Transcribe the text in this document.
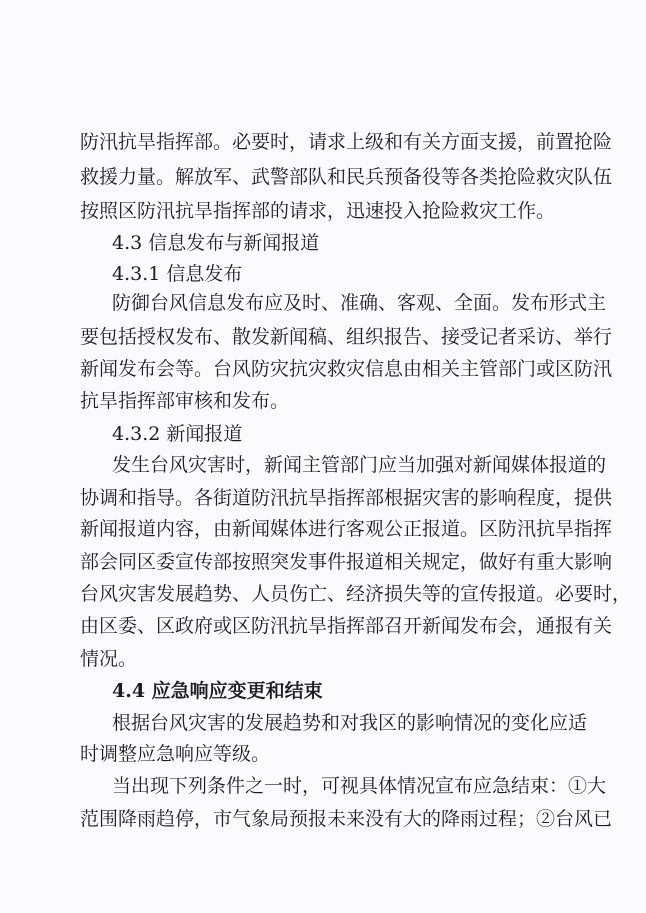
防汛抗旱指挥部。必要时，请求上级和有关方面支援，前置抢险
救援力量。解放军、武警部队和民兵预备役等各类抢险救灾队伍
按照区防汛抗旱指挥部的请求，迅速投入抢险救灾工作。
4.3 信息发布与新闻报道
4.3.1 信息发布
防御台风信息发布应及时、准确、客观、全面。发布形式主
要包括授权发布、散发新闻稿、组织报告、接受记者采访、举行
新闻发布会等。台风防灾抗灾救灾信息由相关主管部门或区防汛
抗旱指挥部审核和发布。
4.3.2 新闻报道
发生台风灾害时，新闻主管部门应当加强对新闻媒体报道的
协调和指导。各街道防汛抗旱指挥部根据灾害的影响程度，提供
新闻报道内容，由新闻媒体进行客观公正报道。区防汛抗旱指挥
部会同区委宣传部按照突发事件报道相关规定，做好有重大影响
台风灾害发展趋势、人员伤亡、经济损失等的宣传报道。必要时，
由区委、区政府或区防汛抗旱指挥部召开新闻发布会，通报有关
情况。
4.4 应急响应变更和结束
根据台风灾害的发展趋势和对我区的影响情况的变化应适
时调整应急响应等级。
当出现下列条件之一时，可视具体情况宣布应急结束：①大
范围降雨趋停，市气象局预报未来没有大的降雨过程；②台风已
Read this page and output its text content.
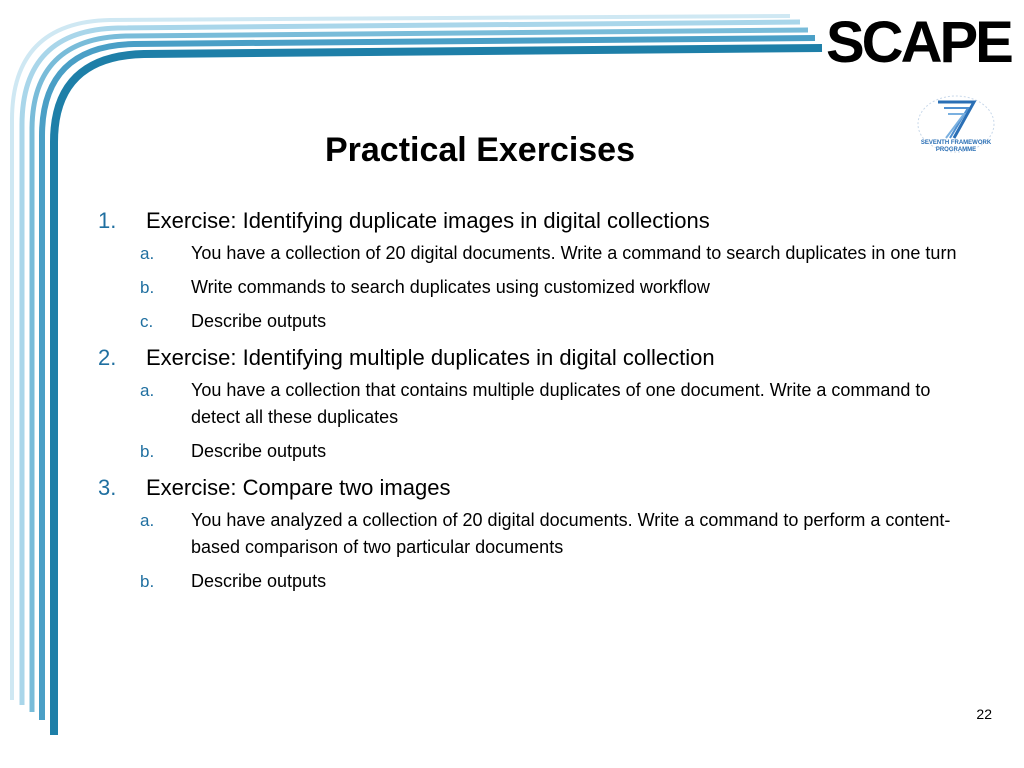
SCAPE
SEVENTH FRAMEWORK
PROGRAMME
Practical Exercises
1. Exercise: Identifying duplicate images in digital collections
a. You have a collection of 20 digital documents. Write a command to search duplicates in one turn
b. Write commands to search duplicates using customized workflow
c. Describe outputs
2. Exercise: Identifying multiple duplicates in digital collection
a. You have a collection that contains multiple duplicates of one document. Write a command to detect all these duplicates
b. Describe outputs
3. Exercise: Compare two images
a. You have analyzed a collection of 20 digital documents. Write a command to perform a content-based comparison of two particular documents
b. Describe outputs
22
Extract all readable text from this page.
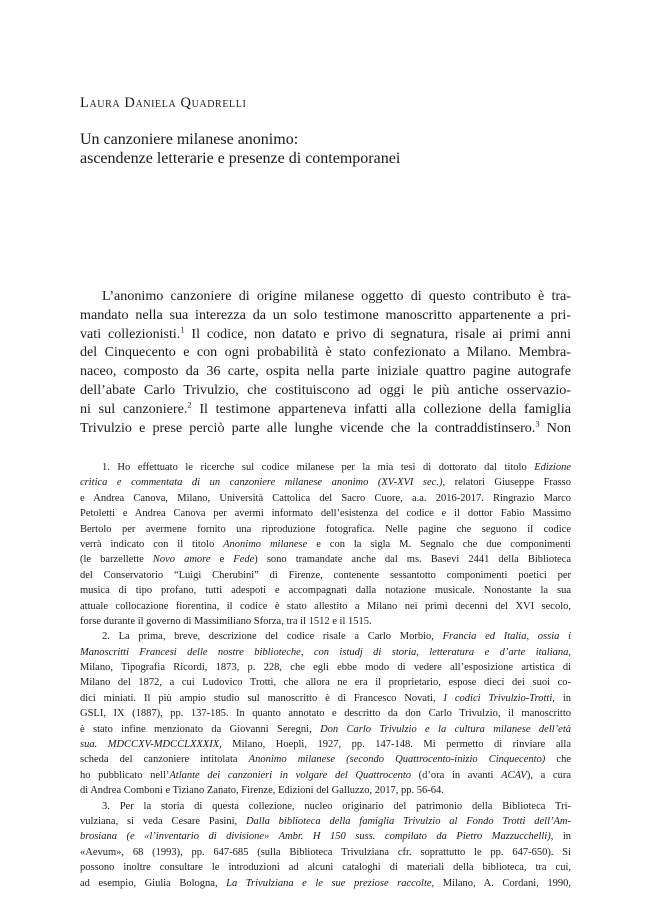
Laura Daniela Quadrelli
Un canzoniere milanese anonimo:
ascendenze letterarie e presenze di contemporanei
L’anonimo canzoniere di origine milanese oggetto di questo contributo è tra-
mandato nella sua interezza da un solo testimone manoscritto appartenente a pri-
vati collezionisti.$^1$ Il codice, non datato e privo di segnatura, risale ai primi anni
del Cinquecento e con ogni probabilità è stato confezionato a Milano. Membra-
naceo, composto da 36 carte, ospita nella parte iniziale quattro pagine autografe
dell’abate Carlo Trivulzio, che costituiscono ad oggi le più antiche osservazio-
ni sul canzoniere.$^2$ Il testimone apparteneva infatti alla collezione della famiglia
Trivulzio e prese perciò parte alle lunghe vicende che la contraddistinsero.$^3$ Non
1. Ho effettuato le ricerche sul codice milanese per la mia tesi di dottorato dal titolo Edizione
critica e commentata di un canzoniere milanese anonimo (XV-XVI sec.), relatori Giuseppe Frasso
e Andrea Canova, Milano, Università Cattolica del Sacro Cuore, a.a. 2016-2017. Ringrazio Marco
Petoletti e Andrea Canova per avermi informato dell’esistenza del codice e il dottor Fabio Massimo
Bertolo per avermene fornito una riproduzione fotografica. Nelle pagine che seguono il codice
verrà indicato con il titolo Anonimo milanese e con la sigla M. Segnalo che due componimenti
(le barzellette Novo amore e Fede) sono tramandate anche dal ms. Basevi 2441 della Biblioteca
del Conservatorio “Luigi Cherubini” di Firenze, contenente sessantotto componimenti poetici per
musica di tipo profano, tutti adespoti e accompagnati dalla notazione musicale. Nonostante la sua
attuale collocazione fiorentina, il codice è stato allestito a Milano nei primi decenni del XVI secolo,
forse durante il governo di Massimiliano Sforza, tra il 1512 e il 1515.
2. La prima, breve, descrizione del codice risale a Carlo Morbio, Francia ed Italia, ossia i
Manoscritti Francesi delle nostre biblioteche, con istudj di storia, letteratura e d’arte italiana,
Milano, Tipografia Ricordi, 1873, p. 228, che egli ebbe modo di vedere all’esposizione artistica di
Milano del 1872, a cui Ludovico Trotti, che allora ne era il proprietario, espose dieci dei suoi co-
dici miniati. Il più ampio studio sul manoscritto è di Francesco Novati, I codici Trivulzio-Trotti, in
GSLI, IX (1887), pp. 137-185. In quanto annotato e descritto da don Carlo Trivulzio, il manoscritto
è stato infine menzionato da Giovanni Seregni, Don Carlo Trivulzio e la cultura milanese dell’età
sua. MDCCXV-MDCCLXXXIX, Milano, Hoepli, 1927, pp. 147-148. Mi permetto di rinviare alla
scheda del canzoniere intitolata Anonimo milanese (secondo Quattrocento-inizio Cinquecento) che
ho pubblicato nell’Atlante dei canzonieri in volgare del Quattrocento (d’ora in avanti ACAV), a cura
di Andrea Comboni e Tiziano Zanato, Firenze, Edizioni del Galluzzo, 2017, pp. 56-64.
3. Per la storia di questa collezione, nucleo originario del patrimonio della Biblioteca Tri-
vulziana, si veda Cesare Pasini, Dalla biblioteca della famiglia Trivulzio al Fondo Trotti dell’Am-
brosiana (e «l’inventario di divisione» Ambr. H 150 suss. compilato da Pietro Mazzucchelli), in
«Aevum», 68 (1993), pp. 647-685 (sulla Biblioteca Trivulziana cfr. soprattutto le pp. 647-650). Si
possono inoltre consultare le introduzioni ad alcuni cataloghi di materiali della biblioteca, tra cui,
ad esempio, Giulia Bologna, La Trivulziana e le sue preziose raccolte, Milano, A. Cordani, 1990,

**WORK TO DO**
Omit the pictures, then output the rest of the listing exactly.

**SOLUTION FOR THIS EXERCISE**
Transcribe the text in this document.
防汛抗旱指挥部。必要时，请求上级和有关方面支援，前置抢险
救援力量。解放军、武警部队和民兵预备役等各类抢险救灾队伍
按照区防汛抗旱指挥部的请求，迅速投入抢险救灾工作。
4.3 信息发布与新闻报道
4.3.1 信息发布
防御台风信息发布应及时、准确、客观、全面。发布形式主
要包括授权发布、散发新闻稿、组织报告、接受记者采访、举行
新闻发布会等。台风防灾抗灾救灾信息由相关主管部门或区防汛
抗旱指挥部审核和发布。
4.3.2 新闻报道
发生台风灾害时，新闻主管部门应当加强对新闻媒体报道的
协调和指导。各街道防汛抗旱指挥部根据灾害的影响程度，提供
新闻报道内容，由新闻媒体进行客观公正报道。区防汛抗旱指挥
部会同区委宣传部按照突发事件报道相关规定，做好有重大影响
台风灾害发展趋势、人员伤亡、经济损失等的宣传报道。必要时，
由区委、区政府或区防汛抗旱指挥部召开新闻发布会，通报有关
情况。
4.4 应急响应变更和结束
根据台风灾害的发展趋势和对我区的影响情况的变化应适
时调整应急响应等级。
当出现下列条件之一时，可视具体情况宣布应急结束：①大
范围降雨趋停，市气象局预报未来没有大的降雨过程；②台风已
Read this page and output its text content.
SCAPE
SEVENTH FRAMEWORK
PROGRAMME
Practical Exercises
1. Exercise: Identifying duplicate images in digital collections
a. You have a collection of 20 digital documents. Write a command to search duplicates in one turn
b. Write commands to search duplicates using customized workflow
c. Describe outputs
2. Exercise: Identifying multiple duplicates in digital collection
a. You have a collection that contains multiple duplicates of one document. Write a command to detect all these duplicates
b. Describe outputs
3. Exercise: Compare two images
a. You have analyzed a collection of 20 digital documents. Write a command to perform a content-based comparison of two particular documents
b. Describe outputs
22
Extract all readable text from this page.
Laura Daniela Quadrelli
Un canzoniere milanese anonimo:
ascendenze letterarie e presenze di contemporanei
L’anonimo canzoniere di origine milanese oggetto di questo contributo è tra-
mandato nella sua interezza da un solo testimone manoscritto appartenente a pri-
vati collezionisti.$^1$ Il codice, non datato e privo di segnatura, risale ai primi anni
del Cinquecento e con ogni probabilità è stato confezionato a Milano. Membra-
naceo, composto da 36 carte, ospita nella parte iniziale quattro pagine autografe
dell’abate Carlo Trivulzio, che costituiscono ad oggi le più antiche osservazio-
ni sul canzoniere.$^2$ Il testimone apparteneva infatti alla collezione della famiglia
Trivulzio e prese perciò parte alle lunghe vicende che la contraddistinsero.$^3$ Non
1. Ho effettuato le ricerche sul codice milanese per la mia tesi di dottorato dal titolo Edizione
critica e commentata di un canzoniere milanese anonimo (XV-XVI sec.), relatori Giuseppe Frasso
e Andrea Canova, Milano, Università Cattolica del Sacro Cuore, a.a. 2016-2017. Ringrazio Marco
Petoletti e Andrea Canova per avermi informato dell’esistenza del codice e il dottor Fabio Massimo
Bertolo per avermene fornito una riproduzione fotografica. Nelle pagine che seguono il codice
verrà indicato con il titolo Anonimo milanese e con la sigla M. Segnalo che due componimenti
(le barzellette Novo amore e Fede) sono tramandate anche dal ms. Basevi 2441 della Biblioteca
del Conservatorio “Luigi Cherubini” di Firenze, contenente sessantotto componimenti poetici per
musica di tipo profano, tutti adespoti e accompagnati dalla notazione musicale. Nonostante la sua
attuale collocazione fiorentina, il codice è stato allestito a Milano nei primi decenni del XVI secolo,
forse durante il governo di Massimiliano Sforza, tra il 1512 e il 1515.
2. La prima, breve, descrizione del codice risale a Carlo Morbio, Francia ed Italia, ossia i
Manoscritti Francesi delle nostre biblioteche, con istudj di storia, letteratura e d’arte italiana,
Milano, Tipografia Ricordi, 1873, p. 228, che egli ebbe modo di vedere all’esposizione artistica di
Milano del 1872, a cui Ludovico Trotti, che allora ne era il proprietario, espose dieci dei suoi co-
dici miniati. Il più ampio studio sul manoscritto è di Francesco Novati, I codici Trivulzio-Trotti, in
GSLI, IX (1887), pp. 137-185. In quanto annotato e descritto da don Carlo Trivulzio, il manoscritto
è stato infine menzionato da Giovanni Seregni, Don Carlo Trivulzio e la cultura milanese dell’età
sua. MDCCXV-MDCCLXXXIX, Milano, Hoepli, 1927, pp. 147-148. Mi permetto di rinviare alla
scheda del canzoniere intitolata Anonimo milanese (secondo Quattrocento-inizio Cinquecento) che
ho pubblicato nell’Atlante dei canzonieri in volgare del Quattrocento (d’ora in avanti ACAV), a cura
di Andrea Comboni e Tiziano Zanato, Firenze, Edizioni del Galluzzo, 2017, pp. 56-64.
3. Per la storia di questa collezione, nucleo originario del patrimonio della Biblioteca Tri-
vulziana, si veda Cesare Pasini, Dalla biblioteca della famiglia Trivulzio al Fondo Trotti dell’Am-
brosiana (e «l’inventario di divisione» Ambr. H 150 suss. compilato da Pietro Mazzucchelli), in
«Aevum», 68 (1993), pp. 647-685 (sulla Biblioteca Trivulziana cfr. soprattutto le pp. 647-650). Si
possono inoltre consultare le introduzioni ad alcuni cataloghi di materiali della biblioteca, tra cui,
ad esempio, Giulia Bologna, La Trivulziana e le sue preziose raccolte, Milano, A. Cordani, 1990,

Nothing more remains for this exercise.